--- Available data ---
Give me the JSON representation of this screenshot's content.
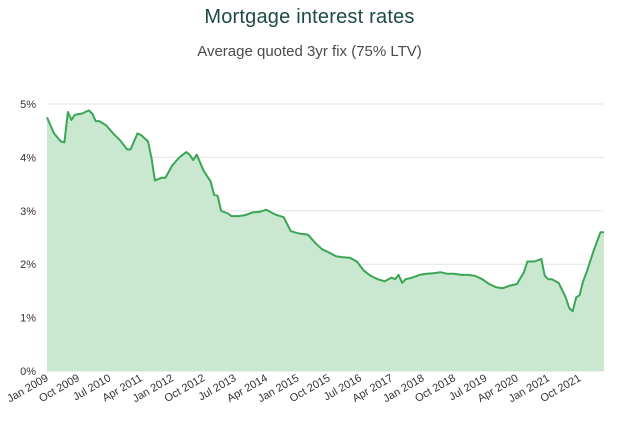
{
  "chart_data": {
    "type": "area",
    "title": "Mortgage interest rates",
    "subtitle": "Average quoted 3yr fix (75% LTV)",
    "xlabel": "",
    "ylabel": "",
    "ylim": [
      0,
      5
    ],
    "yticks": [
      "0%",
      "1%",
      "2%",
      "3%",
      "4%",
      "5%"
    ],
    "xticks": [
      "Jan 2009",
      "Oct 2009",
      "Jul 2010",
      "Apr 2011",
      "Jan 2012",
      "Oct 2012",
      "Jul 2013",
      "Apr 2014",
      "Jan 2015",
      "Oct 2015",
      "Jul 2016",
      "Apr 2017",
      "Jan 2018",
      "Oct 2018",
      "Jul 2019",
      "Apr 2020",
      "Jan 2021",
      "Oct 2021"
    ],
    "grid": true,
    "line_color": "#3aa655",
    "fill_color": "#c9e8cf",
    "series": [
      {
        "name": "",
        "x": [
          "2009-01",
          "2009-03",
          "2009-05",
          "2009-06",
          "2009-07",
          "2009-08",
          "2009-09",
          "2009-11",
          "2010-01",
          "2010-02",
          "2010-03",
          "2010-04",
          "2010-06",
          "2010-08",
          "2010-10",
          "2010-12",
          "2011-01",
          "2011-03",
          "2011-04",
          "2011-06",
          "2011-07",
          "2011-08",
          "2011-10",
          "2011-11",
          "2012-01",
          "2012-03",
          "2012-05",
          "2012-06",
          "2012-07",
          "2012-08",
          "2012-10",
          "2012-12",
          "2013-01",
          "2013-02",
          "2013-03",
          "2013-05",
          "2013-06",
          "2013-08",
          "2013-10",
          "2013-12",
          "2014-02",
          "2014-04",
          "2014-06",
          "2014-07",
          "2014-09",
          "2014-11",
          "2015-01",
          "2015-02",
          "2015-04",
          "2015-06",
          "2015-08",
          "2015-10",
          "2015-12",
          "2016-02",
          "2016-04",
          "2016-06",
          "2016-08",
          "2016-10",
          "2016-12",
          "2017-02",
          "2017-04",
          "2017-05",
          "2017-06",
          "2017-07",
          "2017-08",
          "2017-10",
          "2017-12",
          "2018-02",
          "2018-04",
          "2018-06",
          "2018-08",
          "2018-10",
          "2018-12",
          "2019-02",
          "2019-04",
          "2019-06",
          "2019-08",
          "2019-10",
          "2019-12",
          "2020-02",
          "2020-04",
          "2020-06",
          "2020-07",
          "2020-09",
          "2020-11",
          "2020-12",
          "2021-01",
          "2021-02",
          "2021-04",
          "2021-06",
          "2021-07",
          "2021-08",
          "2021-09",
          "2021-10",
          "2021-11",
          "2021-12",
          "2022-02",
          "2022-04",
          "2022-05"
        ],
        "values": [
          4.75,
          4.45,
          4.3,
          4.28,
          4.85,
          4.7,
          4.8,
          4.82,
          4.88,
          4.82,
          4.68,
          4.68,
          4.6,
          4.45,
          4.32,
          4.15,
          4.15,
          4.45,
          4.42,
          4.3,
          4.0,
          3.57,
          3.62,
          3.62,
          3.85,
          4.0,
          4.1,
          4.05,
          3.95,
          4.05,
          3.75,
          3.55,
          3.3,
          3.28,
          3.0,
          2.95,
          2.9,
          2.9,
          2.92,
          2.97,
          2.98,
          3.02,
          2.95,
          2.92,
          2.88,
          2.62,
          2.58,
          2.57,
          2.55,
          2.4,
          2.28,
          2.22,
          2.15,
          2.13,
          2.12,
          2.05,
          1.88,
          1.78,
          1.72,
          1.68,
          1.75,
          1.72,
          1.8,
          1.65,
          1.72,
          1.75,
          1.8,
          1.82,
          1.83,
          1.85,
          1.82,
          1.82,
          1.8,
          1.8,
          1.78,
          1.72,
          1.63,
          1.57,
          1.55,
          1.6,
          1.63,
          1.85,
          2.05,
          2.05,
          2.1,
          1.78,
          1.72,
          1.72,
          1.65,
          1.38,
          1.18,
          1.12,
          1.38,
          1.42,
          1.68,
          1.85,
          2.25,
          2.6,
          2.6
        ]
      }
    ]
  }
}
---
## Task prompt
Reproduce every record word for word. The copy must contain no pictures.

## Worked answer
Give me the JSON representation of this screenshot's content.
{
  "chart_data": {
    "type": "area",
    "title": "Mortgage interest rates",
    "subtitle": "Average quoted 3yr fix (75% LTV)",
    "xlabel": "",
    "ylabel": "",
    "ylim": [
      0,
      5
    ],
    "yticks": [
      "0%",
      "1%",
      "2%",
      "3%",
      "4%",
      "5%"
    ],
    "xticks": [
      "Jan 2009",
      "Oct 2009",
      "Jul 2010",
      "Apr 2011",
      "Jan 2012",
      "Oct 2012",
      "Jul 2013",
      "Apr 2014",
      "Jan 2015",
      "Oct 2015",
      "Jul 2016",
      "Apr 2017",
      "Jan 2018",
      "Oct 2018",
      "Jul 2019",
      "Apr 2020",
      "Jan 2021",
      "Oct 2021"
    ],
    "grid": true,
    "line_color": "#3aa655",
    "fill_color": "#c9e8cf",
    "series": [
      {
        "name": "",
        "x": [
          "2009-01",
          "2009-03",
          "2009-05",
          "2009-06",
          "2009-07",
          "2009-08",
          "2009-09",
          "2009-11",
          "2010-01",
          "2010-02",
          "2010-03",
          "2010-04",
          "2010-06",
          "2010-08",
          "2010-10",
          "2010-12",
          "2011-01",
          "2011-03",
          "2011-04",
          "2011-06",
          "2011-07",
          "2011-08",
          "2011-10",
          "2011-11",
          "2012-01",
          "2012-03",
          "2012-05",
          "2012-06",
          "2012-07",
          "2012-08",
          "2012-10",
          "2012-12",
          "2013-01",
          "2013-02",
          "2013-03",
          "2013-05",
          "2013-06",
          "2013-08",
          "2013-10",
          "2013-12",
          "2014-02",
          "2014-04",
          "2014-06",
          "2014-07",
          "2014-09",
          "2014-11",
          "2015-01",
          "2015-02",
          "2015-04",
          "2015-06",
          "2015-08",
          "2015-10",
          "2015-12",
          "2016-02",
          "2016-04",
          "2016-06",
          "2016-08",
          "2016-10",
          "2016-12",
          "2017-02",
          "2017-04",
          "2017-05",
          "2017-06",
          "2017-07",
          "2017-08",
          "2017-10",
          "2017-12",
          "2018-02",
          "2018-04",
          "2018-06",
          "2018-08",
          "2018-10",
          "2018-12",
          "2019-02",
          "2019-04",
          "2019-06",
          "2019-08",
          "2019-10",
          "2019-12",
          "2020-02",
          "2020-04",
          "2020-06",
          "2020-07",
          "2020-09",
          "2020-11",
          "2020-12",
          "2021-01",
          "2021-02",
          "2021-04",
          "2021-06",
          "2021-07",
          "2021-08",
          "2021-09",
          "2021-10",
          "2021-11",
          "2021-12",
          "2022-02",
          "2022-04",
          "2022-05"
        ],
        "values": [
          4.75,
          4.45,
          4.3,
          4.28,
          4.85,
          4.7,
          4.8,
          4.82,
          4.88,
          4.82,
          4.68,
          4.68,
          4.6,
          4.45,
          4.32,
          4.15,
          4.15,
          4.45,
          4.42,
          4.3,
          4.0,
          3.57,
          3.62,
          3.62,
          3.85,
          4.0,
          4.1,
          4.05,
          3.95,
          4.05,
          3.75,
          3.55,
          3.3,
          3.28,
          3.0,
          2.95,
          2.9,
          2.9,
          2.92,
          2.97,
          2.98,
          3.02,
          2.95,
          2.92,
          2.88,
          2.62,
          2.58,
          2.57,
          2.55,
          2.4,
          2.28,
          2.22,
          2.15,
          2.13,
          2.12,
          2.05,
          1.88,
          1.78,
          1.72,
          1.68,
          1.75,
          1.72,
          1.8,
          1.65,
          1.72,
          1.75,
          1.8,
          1.82,
          1.83,
          1.85,
          1.82,
          1.82,
          1.8,
          1.8,
          1.78,
          1.72,
          1.63,
          1.57,
          1.55,
          1.6,
          1.63,
          1.85,
          2.05,
          2.05,
          2.1,
          1.78,
          1.72,
          1.72,
          1.65,
          1.38,
          1.18,
          1.12,
          1.38,
          1.42,
          1.68,
          1.85,
          2.25,
          2.6,
          2.6
        ]
      }
    ]
  }
}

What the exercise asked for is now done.